### Requirement
In the data below, find every line with the string "project" and pull it out.

### Dataset
----

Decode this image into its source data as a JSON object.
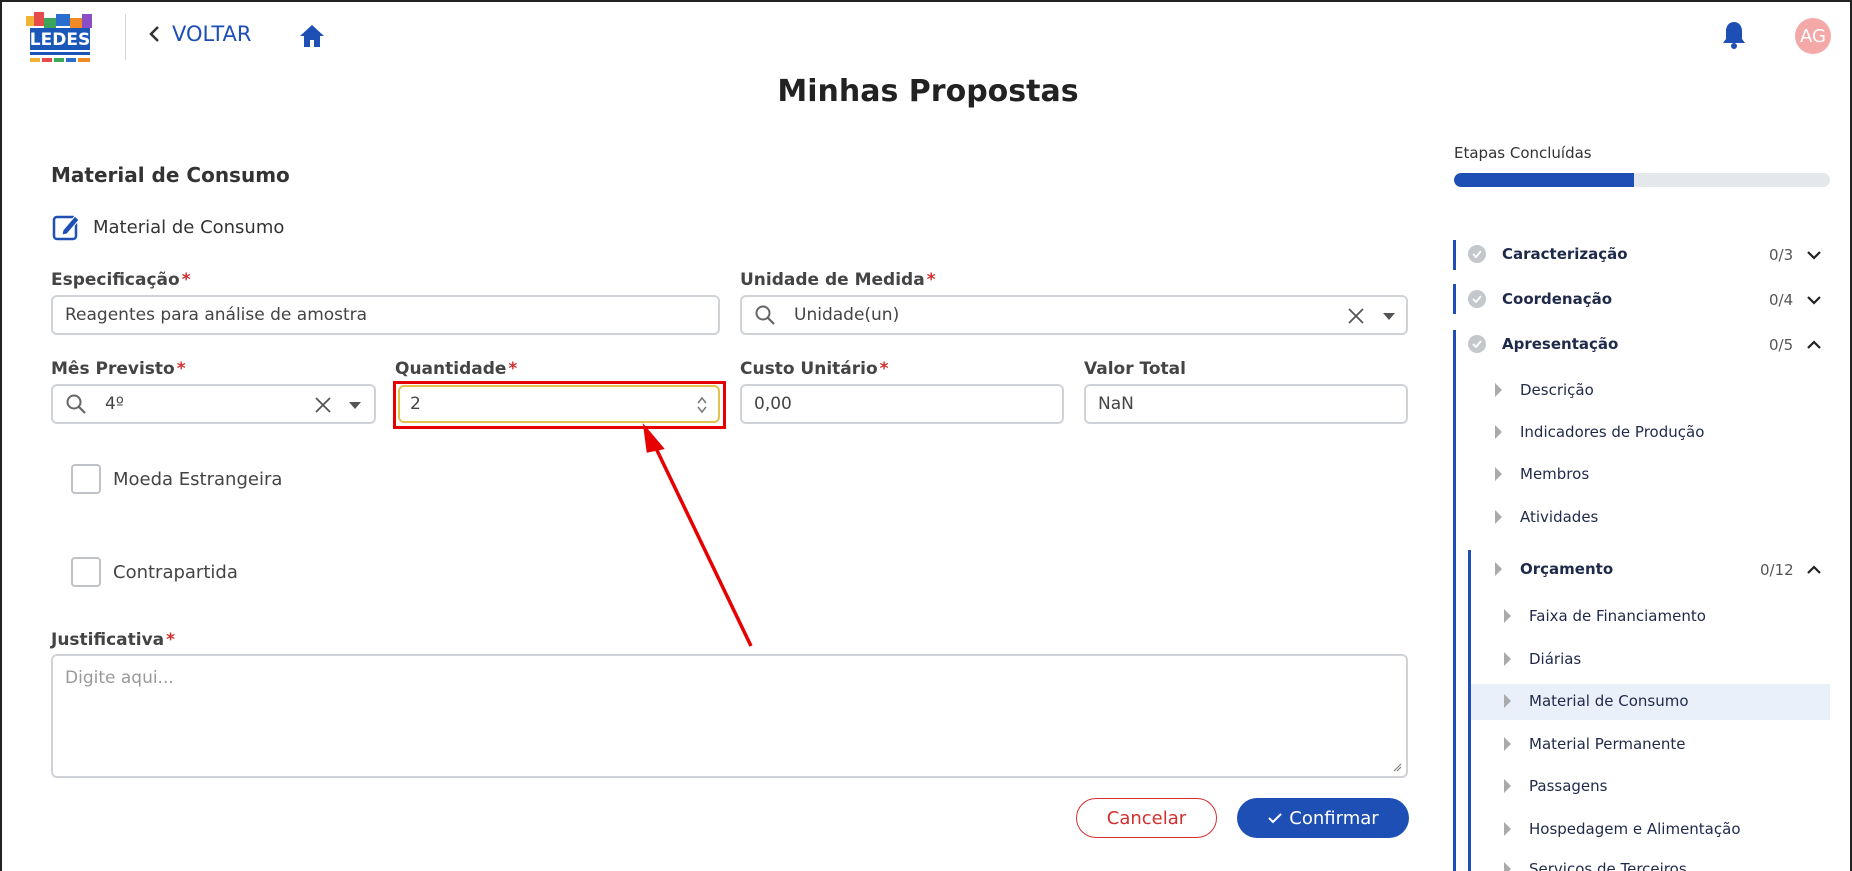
{
  "header": {
    "back_label": "VOLTAR",
    "avatar_initials": "AG",
    "page_title": "Minhas Propostas"
  },
  "form": {
    "section_title": "Material de Consumo",
    "edit_label": "Material de Consumo",
    "especificacao": {
      "label": "Especificação",
      "required": "*",
      "value": "Reagentes para análise de amostra"
    },
    "unidade": {
      "label": "Unidade de Medida",
      "required": "*",
      "value": "Unidade(un)"
    },
    "mes": {
      "label": "Mês Previsto",
      "required": "*",
      "value": "4º"
    },
    "quantidade": {
      "label": "Quantidade",
      "required": "*",
      "value": "2"
    },
    "custo": {
      "label": "Custo Unitário",
      "required": "*",
      "value": "0,00"
    },
    "valor_total": {
      "label": "Valor Total",
      "value": "NaN"
    },
    "moeda_label": "Moeda Estrangeira",
    "contrapartida_label": "Contrapartida",
    "justificativa": {
      "label": "Justificativa",
      "required": "*",
      "placeholder": "Digite aqui..."
    },
    "cancel_label": "Cancelar",
    "confirm_label": "Confirmar"
  },
  "sidebar": {
    "title": "Etapas Concluídas",
    "progress_percent": 48,
    "sections": [
      {
        "label": "Caracterização",
        "count": "0/3"
      },
      {
        "label": "Coordenação",
        "count": "0/4"
      },
      {
        "label": "Apresentação",
        "count": "0/5"
      }
    ],
    "apresentacao_items": [
      "Descrição",
      "Indicadores de Produção",
      "Membros",
      "Atividades"
    ],
    "orcamento": {
      "label": "Orçamento",
      "count": "0/12"
    },
    "orcamento_items": [
      "Faixa de Financiamento",
      "Diárias",
      "Material de Consumo",
      "Material Permanente",
      "Passagens",
      "Hospedagem e Alimentação",
      "Serviços de Terceiros"
    ]
  },
  "colors": {
    "primary": "#1d4fb4",
    "required": "#d32f2f",
    "highlight": "#e60000"
  }
}
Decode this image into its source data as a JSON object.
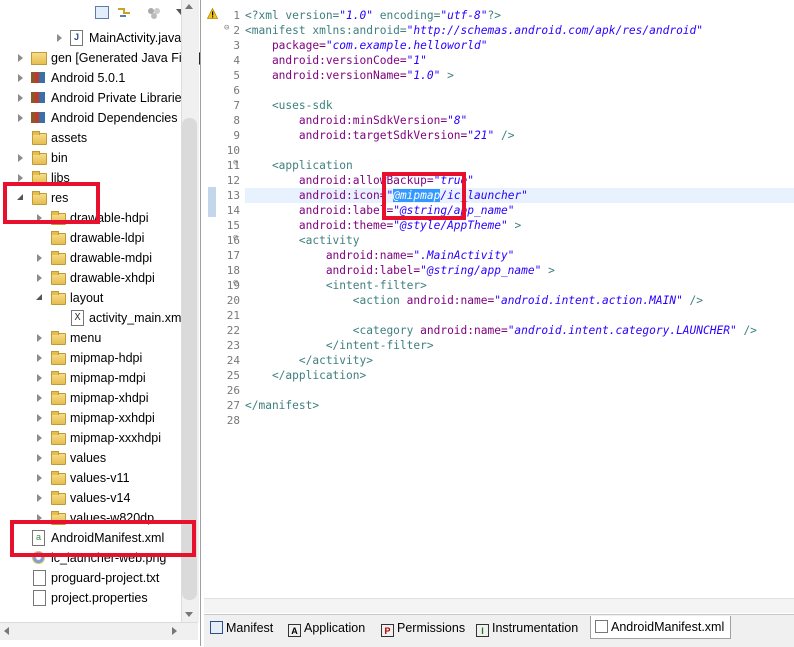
{
  "explorer": {
    "items": [
      {
        "label": "MainActivity.java",
        "icon": "java-file-icon"
      },
      {
        "label": "gen [Generated Java Files]",
        "icon": "package-folder-icon"
      },
      {
        "label": "Android 5.0.1",
        "icon": "library-icon"
      },
      {
        "label": "Android Private Libraries",
        "icon": "library-icon"
      },
      {
        "label": "Android Dependencies",
        "icon": "library-icon"
      },
      {
        "label": "assets",
        "icon": "folder-icon"
      },
      {
        "label": "bin",
        "icon": "folder-icon"
      },
      {
        "label": "libs",
        "icon": "folder-icon"
      },
      {
        "label": "res",
        "icon": "folder-icon"
      },
      {
        "label": "drawable-hdpi",
        "icon": "folder-icon"
      },
      {
        "label": "drawable-ldpi",
        "icon": "folder-icon"
      },
      {
        "label": "drawable-mdpi",
        "icon": "folder-icon"
      },
      {
        "label": "drawable-xhdpi",
        "icon": "folder-icon"
      },
      {
        "label": "layout",
        "icon": "folder-icon"
      },
      {
        "label": "activity_main.xml",
        "icon": "xml-file-icon"
      },
      {
        "label": "menu",
        "icon": "folder-icon"
      },
      {
        "label": "mipmap-hdpi",
        "icon": "folder-icon"
      },
      {
        "label": "mipmap-mdpi",
        "icon": "folder-icon"
      },
      {
        "label": "mipmap-xhdpi",
        "icon": "folder-icon"
      },
      {
        "label": "mipmap-xxhdpi",
        "icon": "folder-icon"
      },
      {
        "label": "mipmap-xxxhdpi",
        "icon": "folder-icon"
      },
      {
        "label": "values",
        "icon": "folder-icon"
      },
      {
        "label": "values-v11",
        "icon": "folder-icon"
      },
      {
        "label": "values-v14",
        "icon": "folder-icon"
      },
      {
        "label": "values-w820dp",
        "icon": "folder-icon"
      },
      {
        "label": "AndroidManifest.xml",
        "icon": "manifest-file-icon"
      },
      {
        "label": "ic_launcher-web.png",
        "icon": "image-file-icon"
      },
      {
        "label": "proguard-project.txt",
        "icon": "text-file-icon"
      },
      {
        "label": "project.properties",
        "icon": "text-file-icon"
      }
    ]
  },
  "editor": {
    "line_numbers": [
      "1",
      "2",
      "3",
      "4",
      "5",
      "6",
      "7",
      "8",
      "9",
      "10",
      "11",
      "12",
      "13",
      "14",
      "15",
      "16",
      "17",
      "18",
      "19",
      "20",
      "21",
      "22",
      "23",
      "24",
      "25",
      "26",
      "27",
      "28"
    ],
    "lines": {
      "l1": [
        "<?xml version=",
        "\"1.0\"",
        " encoding=",
        "\"utf-8\"",
        "?>"
      ],
      "l2": [
        "<manifest xmlns:android=",
        "\"http://schemas.android.com/apk/res/android\""
      ],
      "l3": [
        "    package=",
        "\"com.example.helloworld\""
      ],
      "l4": [
        "    android:versionCode=",
        "\"1\""
      ],
      "l5": [
        "    android:versionName=",
        "\"1.0\"",
        " >"
      ],
      "l7": [
        "    <uses-sdk"
      ],
      "l8": [
        "        android:minSdkVersion=",
        "\"8\""
      ],
      "l9": [
        "        android:targetSdkVersion=",
        "\"21\"",
        " />"
      ],
      "l11": [
        "    <application"
      ],
      "l12": [
        "        android:allowBackup=",
        "\"true\""
      ],
      "l13": [
        "        android:icon=",
        "\"",
        "@mipmap",
        "/ic_launcher\""
      ],
      "l14": [
        "        android:label=",
        "\"@string/app_name\""
      ],
      "l15": [
        "        android:theme=",
        "\"@style/AppTheme\"",
        " >"
      ],
      "l16": [
        "        <activity"
      ],
      "l17": [
        "            android:name=",
        "\".MainActivity\""
      ],
      "l18": [
        "            android:label=",
        "\"@string/app_name\"",
        " >"
      ],
      "l19": [
        "            <intent-filter>"
      ],
      "l20": [
        "                <action ",
        "android:name=",
        "\"android.intent.action.MAIN\"",
        " />"
      ],
      "l22": [
        "                <category ",
        "android:name=",
        "\"android.intent.category.LAUNCHER\"",
        " />"
      ],
      "l23": [
        "            </intent-filter>"
      ],
      "l24": [
        "        </activity>"
      ],
      "l25": [
        "    </application>"
      ],
      "l27": [
        "</manifest>"
      ]
    }
  },
  "tabs": [
    {
      "label": "Manifest",
      "icon": "manifest-tab-icon"
    },
    {
      "label": "Application",
      "icon": "A"
    },
    {
      "label": "Permissions",
      "icon": "P"
    },
    {
      "label": "Instrumentation",
      "icon": "I"
    },
    {
      "label": "AndroidManifest.xml",
      "icon": "xml-tab-icon"
    }
  ],
  "colors": {
    "highlight_red": "#e8112d",
    "xml_tag": "#3f7f7f",
    "xml_attr": "#7f007f",
    "xml_value": "#2a00ff",
    "selection": "#3399ff"
  }
}
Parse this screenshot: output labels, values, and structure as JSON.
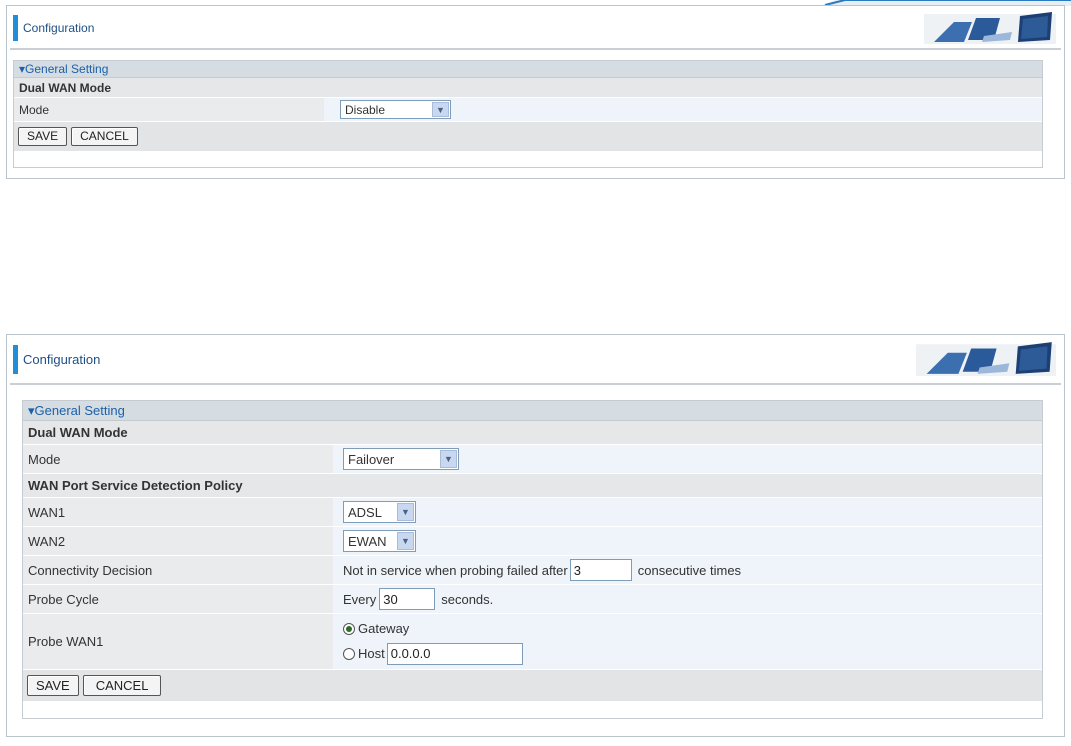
{
  "screen1": {
    "header": {
      "title": "Configuration"
    },
    "section": {
      "title": "▾General Setting"
    },
    "dual_wan_mode": "Dual WAN Mode",
    "mode": {
      "label": "Mode",
      "value": "Disable"
    },
    "buttons": {
      "save": "SAVE",
      "cancel": "CANCEL"
    }
  },
  "screen2": {
    "header": {
      "title": "Configuration"
    },
    "section": {
      "title": "▾General Setting"
    },
    "dual_wan_mode": "Dual WAN Mode",
    "mode": {
      "label": "Mode",
      "value": "Failover"
    },
    "policy_title": "WAN Port Service Detection Policy",
    "wan1": {
      "label": "WAN1",
      "value": "ADSL"
    },
    "wan2": {
      "label": "WAN2",
      "value": "EWAN"
    },
    "connectivity": {
      "label": "Connectivity Decision",
      "prefix": "Not in service when probing failed after",
      "value": "3",
      "suffix": "consecutive times"
    },
    "probe_cycle": {
      "label": "Probe Cycle",
      "prefix": "Every",
      "value": "30",
      "suffix": "seconds."
    },
    "probe_wan1": {
      "label": "Probe WAN1",
      "gateway_label": "Gateway",
      "host_label": "Host",
      "host_value": "0.0.0.0",
      "selected": "Gateway"
    },
    "buttons": {
      "save": "SAVE",
      "cancel": "CANCEL"
    }
  },
  "colors": {
    "accent": "#1f8fd6",
    "title_text": "#1f4f86",
    "section_text": "#1d5fa8"
  },
  "icons": {
    "dropdown": "chevron-down-icon",
    "header_image": "computer-monitor-illustration"
  }
}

----

### Written answer
        "label": "proguard-project.txt",
        "label": "project.properties",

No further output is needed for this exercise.